### Work to complete
Determine the number of lines holding the word "henkilöstöjohtaja"; answer with that number only.

(Dataset entries)
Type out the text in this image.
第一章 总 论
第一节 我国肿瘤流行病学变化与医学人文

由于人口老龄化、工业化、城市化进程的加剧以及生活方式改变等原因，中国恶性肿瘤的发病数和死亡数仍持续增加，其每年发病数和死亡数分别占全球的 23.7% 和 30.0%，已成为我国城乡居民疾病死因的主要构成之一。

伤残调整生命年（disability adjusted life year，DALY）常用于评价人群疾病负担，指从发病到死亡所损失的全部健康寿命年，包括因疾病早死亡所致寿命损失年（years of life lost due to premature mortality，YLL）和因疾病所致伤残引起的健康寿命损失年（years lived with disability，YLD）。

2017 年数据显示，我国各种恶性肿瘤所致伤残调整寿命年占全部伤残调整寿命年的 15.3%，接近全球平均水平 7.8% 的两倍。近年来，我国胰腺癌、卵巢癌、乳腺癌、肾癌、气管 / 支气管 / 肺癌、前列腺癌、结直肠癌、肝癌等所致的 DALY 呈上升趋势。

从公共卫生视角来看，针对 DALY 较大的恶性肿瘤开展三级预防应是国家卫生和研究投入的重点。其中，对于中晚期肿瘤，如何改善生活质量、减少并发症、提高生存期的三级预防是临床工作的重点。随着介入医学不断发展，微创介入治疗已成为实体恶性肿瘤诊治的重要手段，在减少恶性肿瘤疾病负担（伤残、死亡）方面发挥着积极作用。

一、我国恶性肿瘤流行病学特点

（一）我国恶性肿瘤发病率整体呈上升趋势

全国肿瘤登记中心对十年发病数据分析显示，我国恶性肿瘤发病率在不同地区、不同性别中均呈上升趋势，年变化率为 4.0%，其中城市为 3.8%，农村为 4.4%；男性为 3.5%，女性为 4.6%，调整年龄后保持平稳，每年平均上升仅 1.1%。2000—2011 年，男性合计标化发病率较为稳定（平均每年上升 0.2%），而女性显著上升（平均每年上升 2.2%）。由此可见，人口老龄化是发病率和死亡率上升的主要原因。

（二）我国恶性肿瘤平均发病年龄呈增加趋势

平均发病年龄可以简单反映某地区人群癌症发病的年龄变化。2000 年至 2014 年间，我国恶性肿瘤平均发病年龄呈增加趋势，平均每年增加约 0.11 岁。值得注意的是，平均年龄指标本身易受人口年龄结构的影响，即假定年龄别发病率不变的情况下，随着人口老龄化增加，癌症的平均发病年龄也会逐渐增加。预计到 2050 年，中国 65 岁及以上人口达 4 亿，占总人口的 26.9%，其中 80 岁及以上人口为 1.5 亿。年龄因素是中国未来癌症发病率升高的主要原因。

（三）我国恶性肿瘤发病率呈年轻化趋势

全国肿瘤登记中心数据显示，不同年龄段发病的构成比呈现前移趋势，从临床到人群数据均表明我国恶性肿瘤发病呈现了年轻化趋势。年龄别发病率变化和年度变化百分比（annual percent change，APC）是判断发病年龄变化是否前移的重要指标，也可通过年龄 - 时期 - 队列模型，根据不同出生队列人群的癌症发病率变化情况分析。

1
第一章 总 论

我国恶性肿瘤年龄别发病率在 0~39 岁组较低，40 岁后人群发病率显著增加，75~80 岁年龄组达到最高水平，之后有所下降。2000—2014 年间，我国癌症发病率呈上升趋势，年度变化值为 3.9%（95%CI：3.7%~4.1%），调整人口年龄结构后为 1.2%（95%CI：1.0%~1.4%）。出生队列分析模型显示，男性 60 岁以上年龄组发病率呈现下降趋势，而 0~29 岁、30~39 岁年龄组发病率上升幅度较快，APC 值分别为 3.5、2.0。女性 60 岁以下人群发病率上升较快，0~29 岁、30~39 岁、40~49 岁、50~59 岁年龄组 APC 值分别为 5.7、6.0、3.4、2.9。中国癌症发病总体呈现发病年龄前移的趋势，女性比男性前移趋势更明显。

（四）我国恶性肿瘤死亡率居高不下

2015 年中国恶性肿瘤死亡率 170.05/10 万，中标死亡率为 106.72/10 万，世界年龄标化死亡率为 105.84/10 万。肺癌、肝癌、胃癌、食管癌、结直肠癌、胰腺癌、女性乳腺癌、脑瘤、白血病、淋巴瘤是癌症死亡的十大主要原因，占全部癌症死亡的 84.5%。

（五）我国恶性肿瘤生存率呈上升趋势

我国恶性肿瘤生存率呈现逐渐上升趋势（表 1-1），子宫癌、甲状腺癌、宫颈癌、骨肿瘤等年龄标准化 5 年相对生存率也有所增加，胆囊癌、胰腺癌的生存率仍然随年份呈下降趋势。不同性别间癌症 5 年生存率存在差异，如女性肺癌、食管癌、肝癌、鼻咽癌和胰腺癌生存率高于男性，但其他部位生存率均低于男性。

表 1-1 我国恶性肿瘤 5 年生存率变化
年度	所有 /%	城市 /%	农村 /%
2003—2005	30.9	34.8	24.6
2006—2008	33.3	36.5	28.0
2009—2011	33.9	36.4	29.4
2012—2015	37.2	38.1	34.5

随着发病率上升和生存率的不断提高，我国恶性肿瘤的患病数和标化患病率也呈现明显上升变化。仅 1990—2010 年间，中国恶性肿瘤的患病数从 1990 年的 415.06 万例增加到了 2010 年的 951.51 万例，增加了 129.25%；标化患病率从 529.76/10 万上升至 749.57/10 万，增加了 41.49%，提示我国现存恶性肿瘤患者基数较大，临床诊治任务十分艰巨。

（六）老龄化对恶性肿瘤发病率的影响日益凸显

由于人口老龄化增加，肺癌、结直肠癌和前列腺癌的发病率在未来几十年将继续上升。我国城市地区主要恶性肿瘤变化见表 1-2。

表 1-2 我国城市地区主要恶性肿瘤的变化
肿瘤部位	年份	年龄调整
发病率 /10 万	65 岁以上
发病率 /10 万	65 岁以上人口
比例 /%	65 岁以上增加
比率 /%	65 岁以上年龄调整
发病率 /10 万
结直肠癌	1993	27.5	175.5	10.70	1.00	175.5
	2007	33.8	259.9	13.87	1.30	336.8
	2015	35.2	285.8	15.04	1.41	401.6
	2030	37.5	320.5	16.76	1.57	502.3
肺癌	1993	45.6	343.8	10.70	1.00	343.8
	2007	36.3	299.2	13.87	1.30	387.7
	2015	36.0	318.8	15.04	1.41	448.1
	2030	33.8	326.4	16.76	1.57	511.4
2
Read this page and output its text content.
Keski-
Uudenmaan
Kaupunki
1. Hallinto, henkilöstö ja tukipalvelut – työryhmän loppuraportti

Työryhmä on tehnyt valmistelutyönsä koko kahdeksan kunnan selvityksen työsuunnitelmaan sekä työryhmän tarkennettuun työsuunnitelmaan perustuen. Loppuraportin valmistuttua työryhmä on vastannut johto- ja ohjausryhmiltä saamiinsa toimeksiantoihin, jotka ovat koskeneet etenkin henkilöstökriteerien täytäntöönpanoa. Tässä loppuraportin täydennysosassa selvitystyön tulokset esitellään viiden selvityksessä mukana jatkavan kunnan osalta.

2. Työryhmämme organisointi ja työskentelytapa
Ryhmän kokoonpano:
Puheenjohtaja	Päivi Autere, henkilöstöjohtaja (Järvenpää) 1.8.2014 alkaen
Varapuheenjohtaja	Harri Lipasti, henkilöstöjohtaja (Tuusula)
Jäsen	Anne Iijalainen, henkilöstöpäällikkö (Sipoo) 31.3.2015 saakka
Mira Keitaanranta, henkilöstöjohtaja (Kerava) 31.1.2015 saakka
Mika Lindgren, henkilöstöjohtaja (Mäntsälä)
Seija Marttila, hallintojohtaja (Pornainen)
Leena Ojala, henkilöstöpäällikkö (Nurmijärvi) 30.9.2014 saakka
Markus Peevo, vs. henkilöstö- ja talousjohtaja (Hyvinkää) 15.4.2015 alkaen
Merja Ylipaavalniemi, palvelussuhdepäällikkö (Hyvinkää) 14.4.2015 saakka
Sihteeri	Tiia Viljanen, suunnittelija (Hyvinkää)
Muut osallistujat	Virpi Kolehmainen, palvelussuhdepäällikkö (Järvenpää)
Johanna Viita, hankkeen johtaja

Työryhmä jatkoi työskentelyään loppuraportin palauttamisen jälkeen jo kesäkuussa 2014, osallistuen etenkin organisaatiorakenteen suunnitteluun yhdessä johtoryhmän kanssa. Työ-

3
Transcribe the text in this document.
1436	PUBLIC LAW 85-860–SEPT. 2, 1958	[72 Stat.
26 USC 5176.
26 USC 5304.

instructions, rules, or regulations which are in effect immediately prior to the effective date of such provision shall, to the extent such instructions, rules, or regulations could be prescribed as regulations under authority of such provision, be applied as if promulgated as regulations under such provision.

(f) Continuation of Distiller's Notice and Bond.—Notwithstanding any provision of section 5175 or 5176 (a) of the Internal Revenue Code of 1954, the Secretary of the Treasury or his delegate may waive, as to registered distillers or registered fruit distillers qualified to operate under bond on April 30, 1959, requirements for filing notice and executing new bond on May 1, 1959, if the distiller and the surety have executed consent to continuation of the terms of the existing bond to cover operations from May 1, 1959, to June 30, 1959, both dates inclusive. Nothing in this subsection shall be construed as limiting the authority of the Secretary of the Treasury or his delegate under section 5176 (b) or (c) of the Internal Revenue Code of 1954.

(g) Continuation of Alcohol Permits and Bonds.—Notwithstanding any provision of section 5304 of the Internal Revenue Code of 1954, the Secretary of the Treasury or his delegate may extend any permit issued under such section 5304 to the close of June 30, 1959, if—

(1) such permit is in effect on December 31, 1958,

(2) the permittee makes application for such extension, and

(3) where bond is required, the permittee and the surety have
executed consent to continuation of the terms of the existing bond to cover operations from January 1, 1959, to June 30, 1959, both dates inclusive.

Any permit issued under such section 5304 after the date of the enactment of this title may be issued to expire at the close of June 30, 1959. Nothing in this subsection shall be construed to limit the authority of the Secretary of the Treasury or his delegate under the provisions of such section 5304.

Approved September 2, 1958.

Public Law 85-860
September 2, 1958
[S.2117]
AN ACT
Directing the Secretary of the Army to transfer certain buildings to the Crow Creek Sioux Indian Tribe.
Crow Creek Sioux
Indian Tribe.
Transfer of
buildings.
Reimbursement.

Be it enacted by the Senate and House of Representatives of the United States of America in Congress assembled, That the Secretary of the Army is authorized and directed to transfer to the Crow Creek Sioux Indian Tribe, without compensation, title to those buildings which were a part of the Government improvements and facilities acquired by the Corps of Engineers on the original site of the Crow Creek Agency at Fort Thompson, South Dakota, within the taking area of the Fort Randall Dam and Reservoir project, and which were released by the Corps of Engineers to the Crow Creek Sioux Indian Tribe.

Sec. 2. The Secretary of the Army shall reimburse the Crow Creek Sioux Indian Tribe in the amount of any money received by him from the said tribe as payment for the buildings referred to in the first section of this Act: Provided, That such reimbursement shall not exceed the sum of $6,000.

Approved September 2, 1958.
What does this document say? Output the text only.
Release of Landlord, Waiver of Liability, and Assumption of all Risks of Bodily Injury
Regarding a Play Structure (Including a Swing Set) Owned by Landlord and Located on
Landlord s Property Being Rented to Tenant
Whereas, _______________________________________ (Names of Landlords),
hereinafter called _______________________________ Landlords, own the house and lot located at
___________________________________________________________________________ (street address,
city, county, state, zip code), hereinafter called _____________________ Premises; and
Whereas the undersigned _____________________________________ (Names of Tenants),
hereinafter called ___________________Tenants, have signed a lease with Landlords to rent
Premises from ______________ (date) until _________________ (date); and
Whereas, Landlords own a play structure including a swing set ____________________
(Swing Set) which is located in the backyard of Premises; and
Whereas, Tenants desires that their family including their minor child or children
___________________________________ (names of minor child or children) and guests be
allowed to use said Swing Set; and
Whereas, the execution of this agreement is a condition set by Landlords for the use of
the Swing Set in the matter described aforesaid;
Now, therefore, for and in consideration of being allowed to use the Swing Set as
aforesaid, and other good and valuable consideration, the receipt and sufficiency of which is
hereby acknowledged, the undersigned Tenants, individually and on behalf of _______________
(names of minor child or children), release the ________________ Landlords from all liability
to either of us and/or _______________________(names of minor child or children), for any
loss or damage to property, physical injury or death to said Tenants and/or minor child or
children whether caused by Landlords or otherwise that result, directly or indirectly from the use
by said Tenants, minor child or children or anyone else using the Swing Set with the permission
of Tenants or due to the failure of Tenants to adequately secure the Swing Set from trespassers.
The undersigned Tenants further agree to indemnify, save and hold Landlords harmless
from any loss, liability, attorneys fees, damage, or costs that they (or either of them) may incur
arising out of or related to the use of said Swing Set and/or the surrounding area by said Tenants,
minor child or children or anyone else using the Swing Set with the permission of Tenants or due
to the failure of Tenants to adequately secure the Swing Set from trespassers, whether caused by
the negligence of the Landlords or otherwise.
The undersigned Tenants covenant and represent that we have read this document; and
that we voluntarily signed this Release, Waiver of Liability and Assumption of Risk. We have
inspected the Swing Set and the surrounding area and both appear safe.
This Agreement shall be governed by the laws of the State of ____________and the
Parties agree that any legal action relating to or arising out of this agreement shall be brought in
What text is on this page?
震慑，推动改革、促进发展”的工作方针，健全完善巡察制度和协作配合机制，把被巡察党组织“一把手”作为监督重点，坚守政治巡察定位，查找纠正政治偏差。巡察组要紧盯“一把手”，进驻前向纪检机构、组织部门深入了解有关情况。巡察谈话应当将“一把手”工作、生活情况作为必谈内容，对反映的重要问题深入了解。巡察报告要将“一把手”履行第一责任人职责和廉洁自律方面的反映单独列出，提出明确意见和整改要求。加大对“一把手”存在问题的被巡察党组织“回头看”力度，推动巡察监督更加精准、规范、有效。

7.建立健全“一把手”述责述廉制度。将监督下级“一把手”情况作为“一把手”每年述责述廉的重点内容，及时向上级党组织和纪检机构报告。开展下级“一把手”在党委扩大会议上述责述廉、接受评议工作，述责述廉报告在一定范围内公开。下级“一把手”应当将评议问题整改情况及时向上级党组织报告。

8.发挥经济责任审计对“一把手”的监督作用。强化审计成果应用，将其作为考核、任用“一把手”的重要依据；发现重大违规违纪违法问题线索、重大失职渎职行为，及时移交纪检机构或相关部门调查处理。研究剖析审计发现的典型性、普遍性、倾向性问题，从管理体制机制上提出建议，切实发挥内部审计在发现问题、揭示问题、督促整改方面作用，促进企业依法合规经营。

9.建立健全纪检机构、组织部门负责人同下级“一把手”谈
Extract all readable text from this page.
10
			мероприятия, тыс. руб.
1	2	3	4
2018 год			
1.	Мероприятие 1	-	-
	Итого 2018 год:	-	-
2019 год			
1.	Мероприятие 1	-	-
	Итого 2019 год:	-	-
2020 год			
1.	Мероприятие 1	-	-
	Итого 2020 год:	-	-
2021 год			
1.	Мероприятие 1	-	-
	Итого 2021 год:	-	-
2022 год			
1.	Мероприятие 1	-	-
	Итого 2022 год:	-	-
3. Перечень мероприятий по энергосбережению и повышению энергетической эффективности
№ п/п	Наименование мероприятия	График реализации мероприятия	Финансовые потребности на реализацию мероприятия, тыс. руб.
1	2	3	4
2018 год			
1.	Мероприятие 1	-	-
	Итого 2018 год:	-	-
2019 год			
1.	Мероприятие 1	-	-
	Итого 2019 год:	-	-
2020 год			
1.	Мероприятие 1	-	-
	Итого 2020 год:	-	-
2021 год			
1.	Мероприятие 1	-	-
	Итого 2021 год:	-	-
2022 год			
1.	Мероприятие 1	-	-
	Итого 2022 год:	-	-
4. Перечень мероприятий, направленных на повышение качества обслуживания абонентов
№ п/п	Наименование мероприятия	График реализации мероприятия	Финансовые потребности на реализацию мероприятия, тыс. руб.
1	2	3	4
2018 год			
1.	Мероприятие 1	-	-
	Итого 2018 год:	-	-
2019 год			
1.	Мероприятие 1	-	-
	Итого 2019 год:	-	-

### Worked answer
4